[Entries from a visual dataset]
________________________________________

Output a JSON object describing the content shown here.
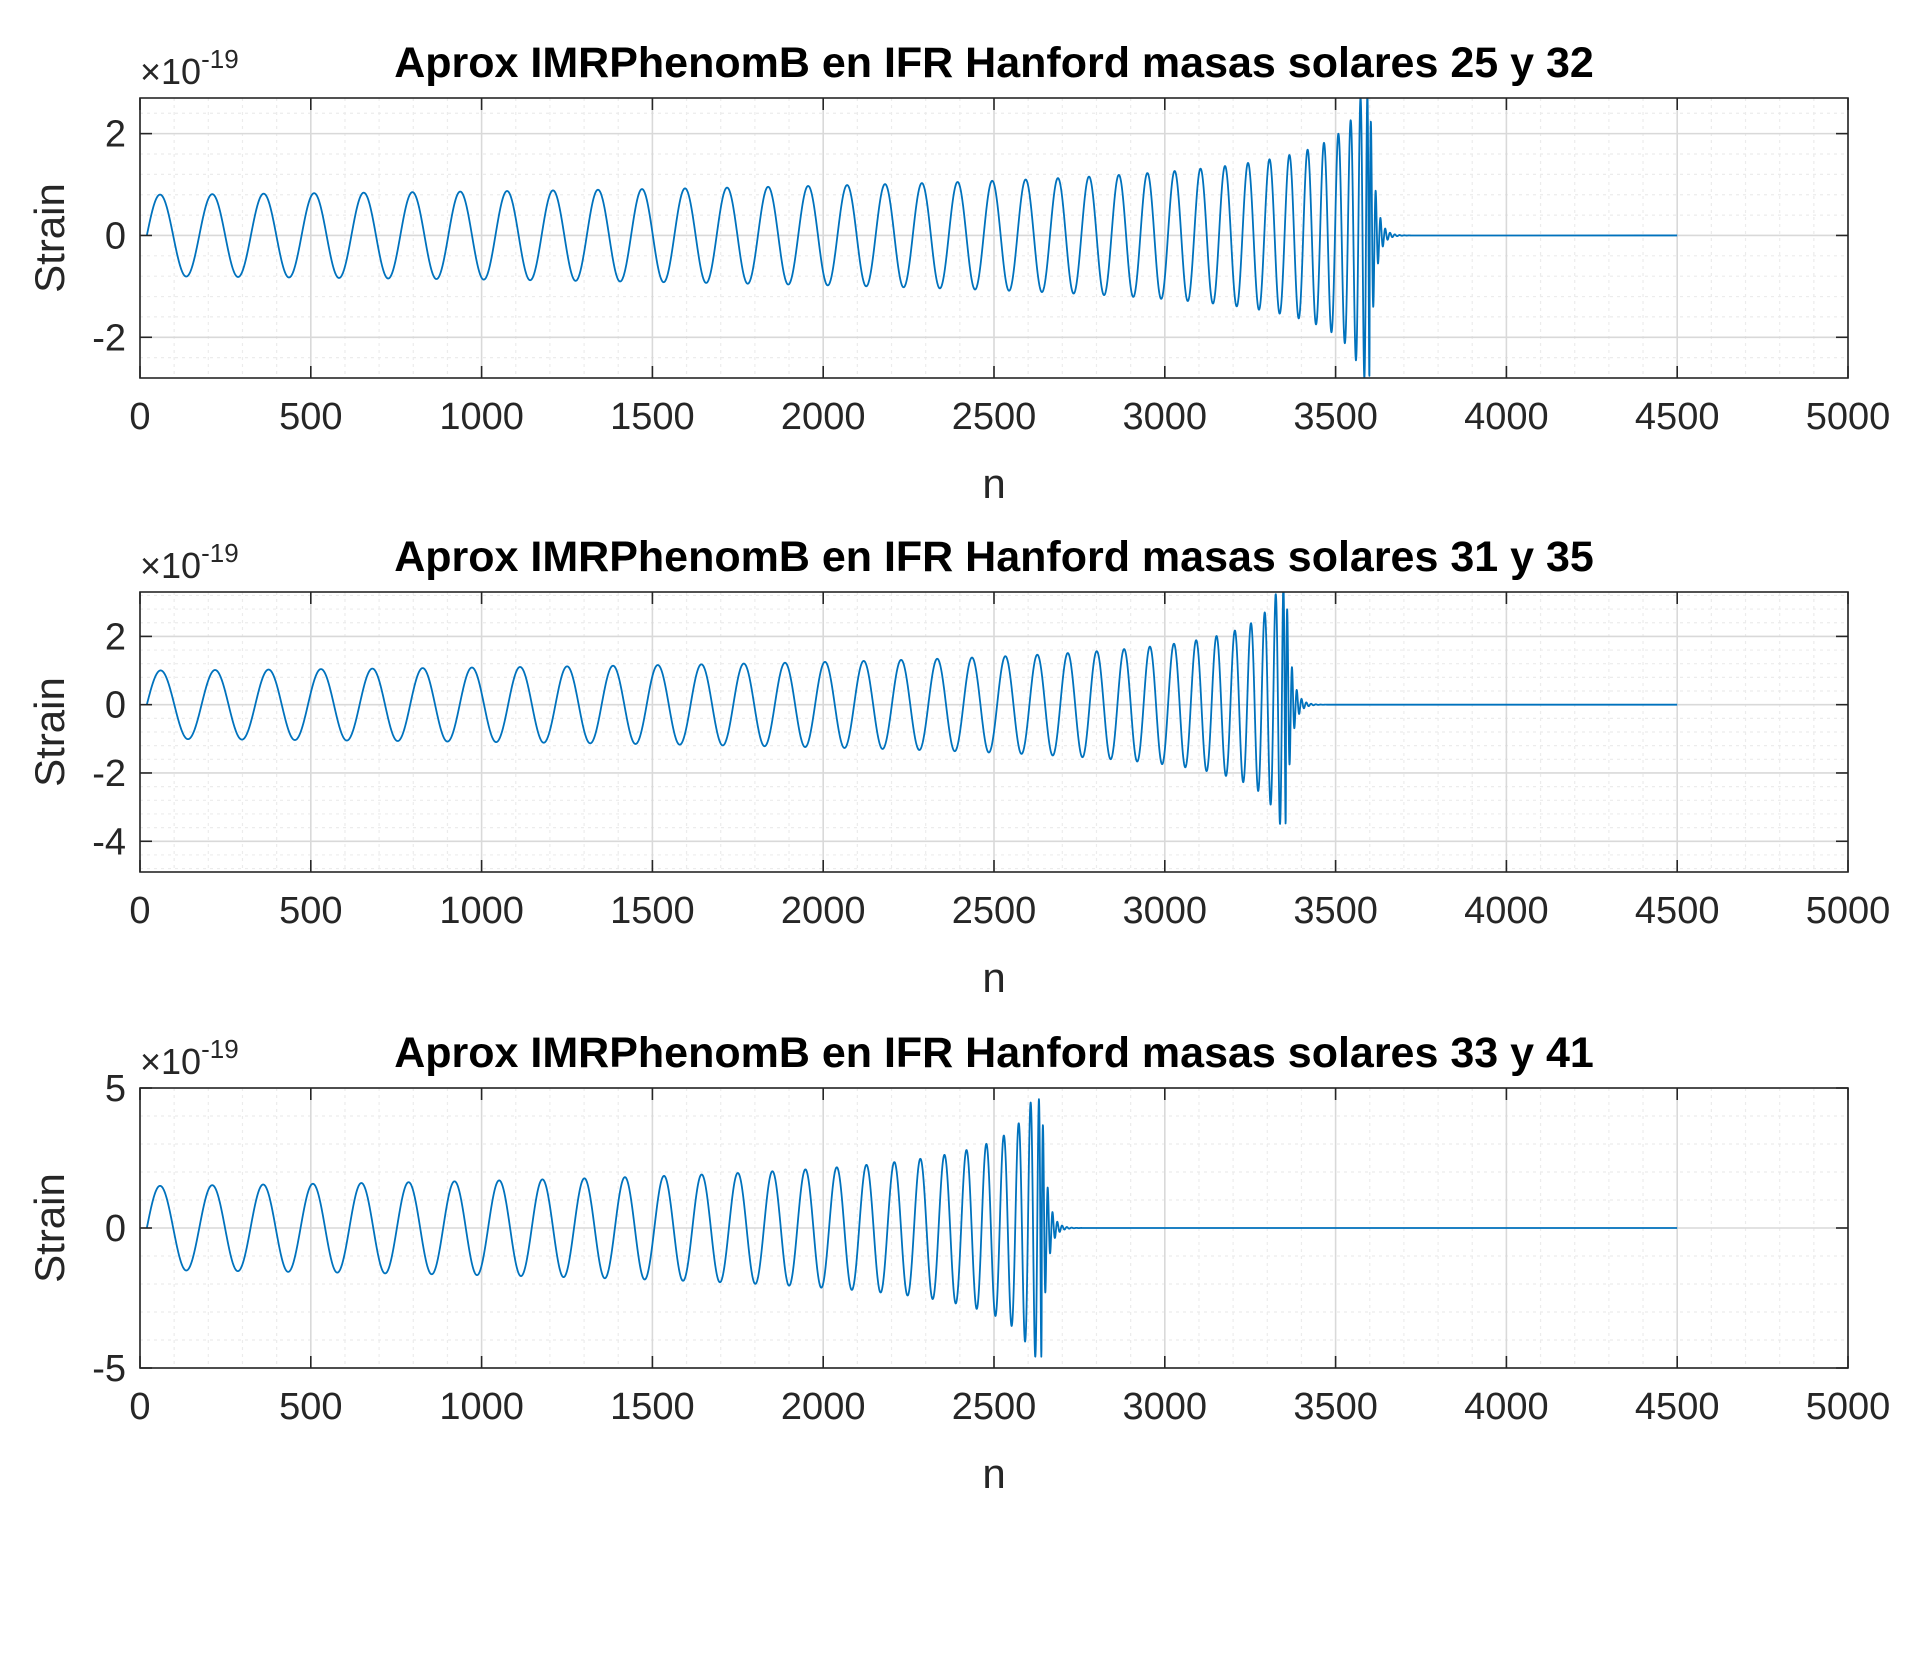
{
  "figure": {
    "background": "#ffffff",
    "line_color": "#0072bd",
    "grid_major_color": "#d9d9d9",
    "grid_minor_color": "#ececec",
    "axes_color": "#262626"
  },
  "chart_data": [
    {
      "type": "line",
      "title": "Aprox IMRPhenomB en IFR Hanford masas solares 25 y 32",
      "xlabel": "n",
      "ylabel": "Strain",
      "y_multiplier": {
        "base": "×10",
        "exponent": "-19"
      },
      "xlim": [
        0,
        5000
      ],
      "ylim": [
        -2.8,
        2.7
      ],
      "xticks": [
        0,
        500,
        1000,
        1500,
        2000,
        2500,
        3000,
        3500,
        4000,
        4500,
        5000
      ],
      "xtick_labels": [
        "0",
        "500",
        "1000",
        "1500",
        "2000",
        "2500",
        "3000",
        "3500",
        "4000",
        "4500",
        "5000"
      ],
      "yticks": [
        -2,
        0,
        2
      ],
      "ytick_labels": [
        "-2",
        "0",
        "2"
      ],
      "grid": true,
      "minor_grid": true,
      "series": [
        {
          "n_start": 20,
          "n_end": 4500,
          "merger_n": 3600,
          "start_amplitude": 0.8,
          "peak_amplitude": 2.8,
          "cycles": 37,
          "ringdown_length": 60
        }
      ]
    },
    {
      "type": "line",
      "title": "Aprox IMRPhenomB en IFR Hanford masas solares 31 y 35",
      "xlabel": "n",
      "ylabel": "Strain",
      "y_multiplier": {
        "base": "×10",
        "exponent": "-19"
      },
      "xlim": [
        0,
        5000
      ],
      "ylim": [
        -4.9,
        3.3
      ],
      "xticks": [
        0,
        500,
        1000,
        1500,
        2000,
        2500,
        3000,
        3500,
        4000,
        4500,
        5000
      ],
      "xtick_labels": [
        "0",
        "500",
        "1000",
        "1500",
        "2000",
        "2500",
        "3000",
        "3500",
        "4000",
        "4500",
        "5000"
      ],
      "yticks": [
        -4,
        -2,
        0,
        2
      ],
      "ytick_labels": [
        "-4",
        "-2",
        "0",
        "2"
      ],
      "grid": true,
      "minor_grid": true,
      "series": [
        {
          "n_start": 20,
          "n_end": 4500,
          "merger_n": 3355,
          "start_amplitude": 1.0,
          "peak_amplitude": 3.5,
          "cycles": 33,
          "ringdown_length": 60
        }
      ]
    },
    {
      "type": "line",
      "title": "Aprox IMRPhenomB en IFR Hanford masas solares 33 y 41",
      "xlabel": "n",
      "ylabel": "Strain",
      "y_multiplier": {
        "base": "×10",
        "exponent": "-19"
      },
      "xlim": [
        0,
        5000
      ],
      "ylim": [
        -5,
        5
      ],
      "xticks": [
        0,
        500,
        1000,
        1500,
        2000,
        2500,
        3000,
        3500,
        4000,
        4500,
        5000
      ],
      "xtick_labels": [
        "0",
        "500",
        "1000",
        "1500",
        "2000",
        "2500",
        "3000",
        "3500",
        "4000",
        "4500",
        "5000"
      ],
      "yticks": [
        -5,
        0,
        5
      ],
      "ytick_labels": [
        "-5",
        "0",
        "5"
      ],
      "grid": true,
      "minor_grid": true,
      "series": [
        {
          "n_start": 20,
          "n_end": 4500,
          "merger_n": 2640,
          "start_amplitude": 1.5,
          "peak_amplitude": 4.6,
          "cycles": 27,
          "ringdown_length": 60
        }
      ]
    }
  ]
}
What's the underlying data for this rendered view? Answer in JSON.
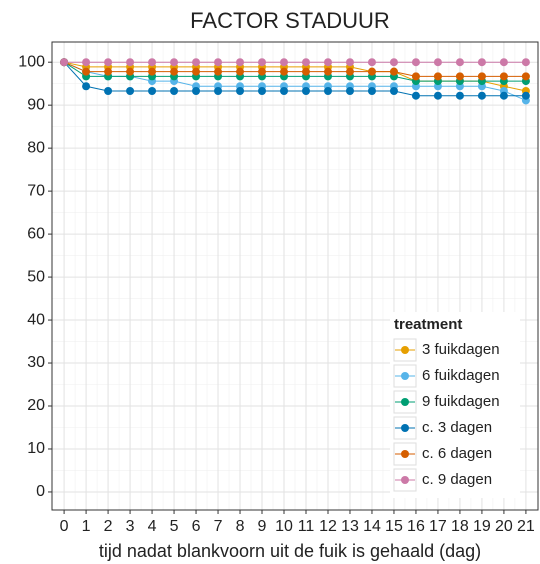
{
  "chart_data": {
    "type": "line",
    "title": "FACTOR STADUUR",
    "x_label": "tijd nadat blankvoorn uit de fuik is gehaald (dag)",
    "legend_title": "treatment",
    "x": [
      0,
      1,
      2,
      3,
      4,
      5,
      6,
      7,
      8,
      9,
      10,
      11,
      12,
      13,
      14,
      15,
      16,
      17,
      18,
      19,
      20,
      21
    ],
    "xlim": [
      -0.55,
      21.55
    ],
    "xticks": [
      0,
      1,
      2,
      3,
      4,
      5,
      6,
      7,
      8,
      9,
      10,
      11,
      12,
      13,
      14,
      15,
      16,
      17,
      18,
      19,
      20,
      21
    ],
    "ylim": [
      -4.2,
      104.7
    ],
    "yticks": [
      0,
      10,
      20,
      30,
      40,
      50,
      60,
      70,
      80,
      90,
      100
    ],
    "grid": true,
    "legend": "bottom-right",
    "series": [
      {
        "name": "3 fuikdagen",
        "color": "#E69F00",
        "values": [
          100,
          98.9,
          98.9,
          98.9,
          98.9,
          98.9,
          98.9,
          98.9,
          98.9,
          98.9,
          98.9,
          98.9,
          98.9,
          98.9,
          97.8,
          97.8,
          95.6,
          95.6,
          95.6,
          95.6,
          94.4,
          93.3
        ]
      },
      {
        "name": "6 fuikdagen",
        "color": "#56B4E9",
        "values": [
          100,
          97.8,
          96.7,
          96.7,
          95.6,
          95.6,
          94.4,
          94.4,
          94.4,
          94.4,
          94.4,
          94.4,
          94.4,
          94.4,
          94.4,
          94.4,
          94.4,
          94.4,
          94.4,
          94.4,
          93.3,
          91.1
        ]
      },
      {
        "name": "9 fuikdagen",
        "color": "#009E73",
        "values": [
          100,
          96.7,
          96.7,
          96.7,
          96.7,
          96.7,
          96.7,
          96.7,
          96.7,
          96.7,
          96.7,
          96.7,
          96.7,
          96.7,
          96.7,
          96.7,
          95.6,
          95.6,
          95.6,
          95.6,
          95.6,
          95.6
        ]
      },
      {
        "name": "c. 3 dagen",
        "color": "#0072B2",
        "values": [
          100,
          94.4,
          93.3,
          93.3,
          93.3,
          93.3,
          93.3,
          93.3,
          93.3,
          93.3,
          93.3,
          93.3,
          93.3,
          93.3,
          93.3,
          93.3,
          92.2,
          92.2,
          92.2,
          92.2,
          92.2,
          92.2
        ]
      },
      {
        "name": "c. 6 dagen",
        "color": "#D55E00",
        "values": [
          100,
          97.8,
          97.8,
          97.8,
          97.8,
          97.8,
          97.8,
          97.8,
          97.8,
          97.8,
          97.8,
          97.8,
          97.8,
          97.8,
          97.8,
          97.8,
          96.7,
          96.7,
          96.7,
          96.7,
          96.7,
          96.7
        ]
      },
      {
        "name": "c. 9 dagen",
        "color": "#CC79A7",
        "values": [
          100,
          100,
          100,
          100,
          100,
          100,
          100,
          100,
          100,
          100,
          100,
          100,
          100,
          100,
          100,
          100,
          100,
          100,
          100,
          100,
          100,
          100
        ]
      }
    ]
  }
}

________________________________________

**Directions for this task**
Quote the records above in full, dropping each picture.

**In response**
Output a JSON object describing the content shown here.
{
  "figure": {
    "background": "#ffffff",
    "line_color": "#0072bd",
    "grid_major_color": "#d9d9d9",
    "grid_minor_color": "#ececec",
    "axes_color": "#262626"
  },
  "chart_data": [
    {
      "type": "line",
      "title": "Aprox IMRPhenomB en IFR Hanford masas solares 25 y 32",
      "xlabel": "n",
      "ylabel": "Strain",
      "y_multiplier": {
        "base": "×10",
        "exponent": "-19"
      },
      "xlim": [
        0,
        5000
      ],
      "ylim": [
        -2.8,
        2.7
      ],
      "xticks": [
        0,
        500,
        1000,
        1500,
        2000,
        2500,
        3000,
        3500,
        4000,
        4500,
        5000
      ],
      "xtick_labels": [
        "0",
        "500",
        "1000",
        "1500",
        "2000",
        "2500",
        "3000",
        "3500",
        "4000",
        "4500",
        "5000"
      ],
      "yticks": [
        -2,
        0,
        2
      ],
      "ytick_labels": [
        "-2",
        "0",
        "2"
      ],
      "grid": true,
      "minor_grid": true,
      "series": [
        {
          "n_start": 20,
          "n_end": 4500,
          "merger_n": 3600,
          "start_amplitude": 0.8,
          "peak_amplitude": 2.8,
          "cycles": 37,
          "ringdown_length": 60
        }
      ]
    },
    {
      "type": "line",
      "title": "Aprox IMRPhenomB en IFR Hanford masas solares 31 y 35",
      "xlabel": "n",
      "ylabel": "Strain",
      "y_multiplier": {
        "base": "×10",
        "exponent": "-19"
      },
      "xlim": [
        0,
        5000
      ],
      "ylim": [
        -4.9,
        3.3
      ],
      "xticks": [
        0,
        500,
        1000,
        1500,
        2000,
        2500,
        3000,
        3500,
        4000,
        4500,
        5000
      ],
      "xtick_labels": [
        "0",
        "500",
        "1000",
        "1500",
        "2000",
        "2500",
        "3000",
        "3500",
        "4000",
        "4500",
        "5000"
      ],
      "yticks": [
        -4,
        -2,
        0,
        2
      ],
      "ytick_labels": [
        "-4",
        "-2",
        "0",
        "2"
      ],
      "grid": true,
      "minor_grid": true,
      "series": [
        {
          "n_start": 20,
          "n_end": 4500,
          "merger_n": 3355,
          "start_amplitude": 1.0,
          "peak_amplitude": 3.5,
          "cycles": 33,
          "ringdown_length": 60
        }
      ]
    },
    {
      "type": "line",
      "title": "Aprox IMRPhenomB en IFR Hanford masas solares 33 y 41",
      "xlabel": "n",
      "ylabel": "Strain",
      "y_multiplier": {
        "base": "×10",
        "exponent": "-19"
      },
      "xlim": [
        0,
        5000
      ],
      "ylim": [
        -5,
        5
      ],
      "xticks": [
        0,
        500,
        1000,
        1500,
        2000,
        2500,
        3000,
        3500,
        4000,
        4500,
        5000
      ],
      "xtick_labels": [
        "0",
        "500",
        "1000",
        "1500",
        "2000",
        "2500",
        "3000",
        "3500",
        "4000",
        "4500",
        "5000"
      ],
      "yticks": [
        -5,
        0,
        5
      ],
      "ytick_labels": [
        "-5",
        "0",
        "5"
      ],
      "grid": true,
      "minor_grid": true,
      "series": [
        {
          "n_start": 20,
          "n_end": 4500,
          "merger_n": 2640,
          "start_amplitude": 1.5,
          "peak_amplitude": 4.6,
          "cycles": 27,
          "ringdown_length": 60
        }
      ]
    }
  ]
}
What's the underlying data for this rendered view? Answer in JSON.
{
  "chart_data": {
    "type": "line",
    "title": "FACTOR STADUUR",
    "x_label": "tijd nadat blankvoorn uit de fuik is gehaald (dag)",
    "legend_title": "treatment",
    "x": [
      0,
      1,
      2,
      3,
      4,
      5,
      6,
      7,
      8,
      9,
      10,
      11,
      12,
      13,
      14,
      15,
      16,
      17,
      18,
      19,
      20,
      21
    ],
    "xlim": [
      -0.55,
      21.55
    ],
    "xticks": [
      0,
      1,
      2,
      3,
      4,
      5,
      6,
      7,
      8,
      9,
      10,
      11,
      12,
      13,
      14,
      15,
      16,
      17,
      18,
      19,
      20,
      21
    ],
    "ylim": [
      -4.2,
      104.7
    ],
    "yticks": [
      0,
      10,
      20,
      30,
      40,
      50,
      60,
      70,
      80,
      90,
      100
    ],
    "grid": true,
    "legend": "bottom-right",
    "series": [
      {
        "name": "3 fuikdagen",
        "color": "#E69F00",
        "values": [
          100,
          98.9,
          98.9,
          98.9,
          98.9,
          98.9,
          98.9,
          98.9,
          98.9,
          98.9,
          98.9,
          98.9,
          98.9,
          98.9,
          97.8,
          97.8,
          95.6,
          95.6,
          95.6,
          95.6,
          94.4,
          93.3
        ]
      },
      {
        "name": "6 fuikdagen",
        "color": "#56B4E9",
        "values": [
          100,
          97.8,
          96.7,
          96.7,
          95.6,
          95.6,
          94.4,
          94.4,
          94.4,
          94.4,
          94.4,
          94.4,
          94.4,
          94.4,
          94.4,
          94.4,
          94.4,
          94.4,
          94.4,
          94.4,
          93.3,
          91.1
        ]
      },
      {
        "name": "9 fuikdagen",
        "color": "#009E73",
        "values": [
          100,
          96.7,
          96.7,
          96.7,
          96.7,
          96.7,
          96.7,
          96.7,
          96.7,
          96.7,
          96.7,
          96.7,
          96.7,
          96.7,
          96.7,
          96.7,
          95.6,
          95.6,
          95.6,
          95.6,
          95.6,
          95.6
        ]
      },
      {
        "name": "c. 3 dagen",
        "color": "#0072B2",
        "values": [
          100,
          94.4,
          93.3,
          93.3,
          93.3,
          93.3,
          93.3,
          93.3,
          93.3,
          93.3,
          93.3,
          93.3,
          93.3,
          93.3,
          93.3,
          93.3,
          92.2,
          92.2,
          92.2,
          92.2,
          92.2,
          92.2
        ]
      },
      {
        "name": "c. 6 dagen",
        "color": "#D55E00",
        "values": [
          100,
          97.8,
          97.8,
          97.8,
          97.8,
          97.8,
          97.8,
          97.8,
          97.8,
          97.8,
          97.8,
          97.8,
          97.8,
          97.8,
          97.8,
          97.8,
          96.7,
          96.7,
          96.7,
          96.7,
          96.7,
          96.7
        ]
      },
      {
        "name": "c. 9 dagen",
        "color": "#CC79A7",
        "values": [
          100,
          100,
          100,
          100,
          100,
          100,
          100,
          100,
          100,
          100,
          100,
          100,
          100,
          100,
          100,
          100,
          100,
          100,
          100,
          100,
          100,
          100
        ]
      }
    ]
  }
}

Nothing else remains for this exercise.